Every record that follows should be printed verbatim.
======
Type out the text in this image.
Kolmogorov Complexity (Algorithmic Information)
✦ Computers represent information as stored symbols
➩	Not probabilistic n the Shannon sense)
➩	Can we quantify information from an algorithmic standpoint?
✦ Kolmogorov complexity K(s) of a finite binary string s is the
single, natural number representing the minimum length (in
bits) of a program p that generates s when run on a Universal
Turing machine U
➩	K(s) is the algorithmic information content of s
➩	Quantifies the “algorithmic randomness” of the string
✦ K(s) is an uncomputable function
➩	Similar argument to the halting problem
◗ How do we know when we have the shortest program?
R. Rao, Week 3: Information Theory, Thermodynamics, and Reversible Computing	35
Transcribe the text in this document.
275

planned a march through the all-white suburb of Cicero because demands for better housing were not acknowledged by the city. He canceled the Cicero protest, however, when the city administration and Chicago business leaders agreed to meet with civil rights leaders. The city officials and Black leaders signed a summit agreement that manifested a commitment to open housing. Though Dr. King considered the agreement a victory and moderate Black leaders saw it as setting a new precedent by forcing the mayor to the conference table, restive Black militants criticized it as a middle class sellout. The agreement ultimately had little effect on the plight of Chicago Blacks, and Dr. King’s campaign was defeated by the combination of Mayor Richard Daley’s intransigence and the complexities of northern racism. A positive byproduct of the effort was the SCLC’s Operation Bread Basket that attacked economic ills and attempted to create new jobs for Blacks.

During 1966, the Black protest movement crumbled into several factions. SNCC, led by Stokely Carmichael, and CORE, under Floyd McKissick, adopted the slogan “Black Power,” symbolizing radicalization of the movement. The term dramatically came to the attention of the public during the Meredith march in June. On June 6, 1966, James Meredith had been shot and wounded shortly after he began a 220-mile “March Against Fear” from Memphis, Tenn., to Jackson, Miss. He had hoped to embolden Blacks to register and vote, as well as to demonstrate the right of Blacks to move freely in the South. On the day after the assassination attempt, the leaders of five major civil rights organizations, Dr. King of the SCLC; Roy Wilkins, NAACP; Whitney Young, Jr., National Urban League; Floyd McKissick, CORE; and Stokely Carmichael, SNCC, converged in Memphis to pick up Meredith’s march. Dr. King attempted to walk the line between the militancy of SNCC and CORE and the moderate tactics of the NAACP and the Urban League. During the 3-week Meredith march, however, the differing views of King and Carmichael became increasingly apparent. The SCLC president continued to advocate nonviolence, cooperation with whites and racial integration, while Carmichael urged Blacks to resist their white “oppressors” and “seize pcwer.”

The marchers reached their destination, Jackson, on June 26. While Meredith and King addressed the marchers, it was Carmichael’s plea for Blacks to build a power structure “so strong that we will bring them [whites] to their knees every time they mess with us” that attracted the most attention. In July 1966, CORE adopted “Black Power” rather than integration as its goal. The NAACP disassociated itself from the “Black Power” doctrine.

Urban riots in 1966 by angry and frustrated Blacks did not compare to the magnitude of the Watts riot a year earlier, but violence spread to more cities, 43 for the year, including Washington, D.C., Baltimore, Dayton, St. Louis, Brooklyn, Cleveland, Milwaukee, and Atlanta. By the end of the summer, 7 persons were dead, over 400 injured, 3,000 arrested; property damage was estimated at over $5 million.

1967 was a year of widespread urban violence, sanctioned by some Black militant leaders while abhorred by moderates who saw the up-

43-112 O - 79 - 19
======
FINISHED ANSWER:
Type out the text in this image.
Kolmogorov Complexity (Algorithmic Information)
✦ Computers represent information as stored symbols
➩	Not probabilistic n the Shannon sense)
➩	Can we quantify information from an algorithmic standpoint?
✦ Kolmogorov complexity K(s) of a finite binary string s is the
single, natural number representing the minimum length (in
bits) of a program p that generates s when run on a Universal
Turing machine U
➩	K(s) is the algorithmic information content of s
➩	Quantifies the “algorithmic randomness” of the string
✦ K(s) is an uncomputable function
➩	Similar argument to the halting problem
◗ How do we know when we have the shortest program?
R. Rao, Week 3: Information Theory, Thermodynamics, and Reversible Computing	35
Transcribe the text in this document.
275

planned a march through the all-white suburb of Cicero because demands for better housing were not acknowledged by the city. He canceled the Cicero protest, however, when the city administration and Chicago business leaders agreed to meet with civil rights leaders. The city officials and Black leaders signed a summit agreement that manifested a commitment to open housing. Though Dr. King considered the agreement a victory and moderate Black leaders saw it as setting a new precedent by forcing the mayor to the conference table, restive Black militants criticized it as a middle class sellout. The agreement ultimately had little effect on the plight of Chicago Blacks, and Dr. King’s campaign was defeated by the combination of Mayor Richard Daley’s intransigence and the complexities of northern racism. A positive byproduct of the effort was the SCLC’s Operation Bread Basket that attacked economic ills and attempted to create new jobs for Blacks.

During 1966, the Black protest movement crumbled into several factions. SNCC, led by Stokely Carmichael, and CORE, under Floyd McKissick, adopted the slogan “Black Power,” symbolizing radicalization of the movement. The term dramatically came to the attention of the public during the Meredith march in June. On June 6, 1966, James Meredith had been shot and wounded shortly after he began a 220-mile “March Against Fear” from Memphis, Tenn., to Jackson, Miss. He had hoped to embolden Blacks to register and vote, as well as to demonstrate the right of Blacks to move freely in the South. On the day after the assassination attempt, the leaders of five major civil rights organizations, Dr. King of the SCLC; Roy Wilkins, NAACP; Whitney Young, Jr., National Urban League; Floyd McKissick, CORE; and Stokely Carmichael, SNCC, converged in Memphis to pick up Meredith’s march. Dr. King attempted to walk the line between the militancy of SNCC and CORE and the moderate tactics of the NAACP and the Urban League. During the 3-week Meredith march, however, the differing views of King and Carmichael became increasingly apparent. The SCLC president continued to advocate nonviolence, cooperation with whites and racial integration, while Carmichael urged Blacks to resist their white “oppressors” and “seize pcwer.”

The marchers reached their destination, Jackson, on June 26. While Meredith and King addressed the marchers, it was Carmichael’s plea for Blacks to build a power structure “so strong that we will bring them [whites] to their knees every time they mess with us” that attracted the most attention. In July 1966, CORE adopted “Black Power” rather than integration as its goal. The NAACP disassociated itself from the “Black Power” doctrine.

Urban riots in 1966 by angry and frustrated Blacks did not compare to the magnitude of the Watts riot a year earlier, but violence spread to more cities, 43 for the year, including Washington, D.C., Baltimore, Dayton, St. Louis, Brooklyn, Cleveland, Milwaukee, and Atlanta. By the end of the summer, 7 persons were dead, over 400 injured, 3,000 arrested; property damage was estimated at over $5 million.

1967 was a year of widespread urban violence, sanctioned by some Black militant leaders while abhorred by moderates who saw the up-

43-112 O - 79 - 19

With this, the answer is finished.